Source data
## begin
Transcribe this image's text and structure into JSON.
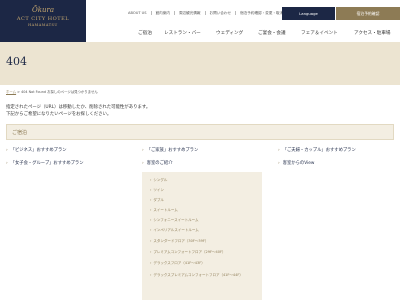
{
  "header": {
    "logo": {
      "mark": "Ōkura",
      "line1": "ACT CITY HOTEL",
      "line2": "HAMAMATSU"
    },
    "utility_links": [
      "ABOUT US",
      "館内案内",
      "周辺観光情報",
      "お問い合わせ",
      "宿泊予約確認・変更・取消"
    ],
    "language_label": "Language",
    "reserve_label": "宿泊予約確認",
    "nav": [
      "ご宿泊",
      "レストラン・バー",
      "ウェディング",
      "ご宴会・会議",
      "フェア＆イベント",
      "アクセス・駐車場"
    ]
  },
  "page": {
    "title": "404",
    "breadcrumb_home": "ホーム",
    "breadcrumb_current": "404 Not Found お探しのページは見つかりません",
    "message_line1": "指定されたページ（URL）は移動したか、削除された可能性があります。",
    "message_line2": "下記からご希望になりたいページをお探しください。"
  },
  "section": {
    "title": "ご宿泊"
  },
  "links": [
    "「ビジネス」おすすめプラン",
    "「ご家族」おすすめプラン",
    "「ご夫婦・カップル」おすすめプラン",
    "「女子会・グループ」おすすめプラン",
    "客室のご紹介",
    "客室からのView"
  ],
  "submenu": [
    "シングル",
    "ツイン",
    "ダブル",
    "スイートルーム",
    "シンフォニースイートルーム",
    "インペリアルスイートルーム",
    "スタンダードフロア（30F～39F）",
    "プレミアムコンフォートフロア（29F～40F）",
    "デラックスフロア（41F～43F）",
    "デラックスプレミアムコンフォートフロア（41F～44F）"
  ]
}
## end
#### EXERCISE GOAL:
All of the entries above should be duplicated exactly, except for the pictures.

#### THE SOLUTION:
Transcribe this image's text and structure into JSON.
{
  "header": {
    "logo": {
      "mark": "Ōkura",
      "line1": "ACT CITY HOTEL",
      "line2": "HAMAMATSU"
    },
    "utility_links": [
      "ABOUT US",
      "館内案内",
      "周辺観光情報",
      "お問い合わせ",
      "宿泊予約確認・変更・取消"
    ],
    "language_label": "Language",
    "reserve_label": "宿泊予約確認",
    "nav": [
      "ご宿泊",
      "レストラン・バー",
      "ウェディング",
      "ご宴会・会議",
      "フェア＆イベント",
      "アクセス・駐車場"
    ]
  },
  "page": {
    "title": "404",
    "breadcrumb_home": "ホーム",
    "breadcrumb_current": "404 Not Found お探しのページは見つかりません",
    "message_line1": "指定されたページ（URL）は移動したか、削除された可能性があります。",
    "message_line2": "下記からご希望になりたいページをお探しください。"
  },
  "section": {
    "title": "ご宿泊"
  },
  "links": [
    "「ビジネス」おすすめプラン",
    "「ご家族」おすすめプラン",
    "「ご夫婦・カップル」おすすめプラン",
    "「女子会・グループ」おすすめプラン",
    "客室のご紹介",
    "客室からのView"
  ],
  "submenu": [
    "シングル",
    "ツイン",
    "ダブル",
    "スイートルーム",
    "シンフォニースイートルーム",
    "インペリアルスイートルーム",
    "スタンダードフロア（30F～39F）",
    "プレミアムコンフォートフロア（29F～40F）",
    "デラックスフロア（41F～43F）",
    "デラックスプレミアムコンフォートフロア（41F～44F）"
  ]
}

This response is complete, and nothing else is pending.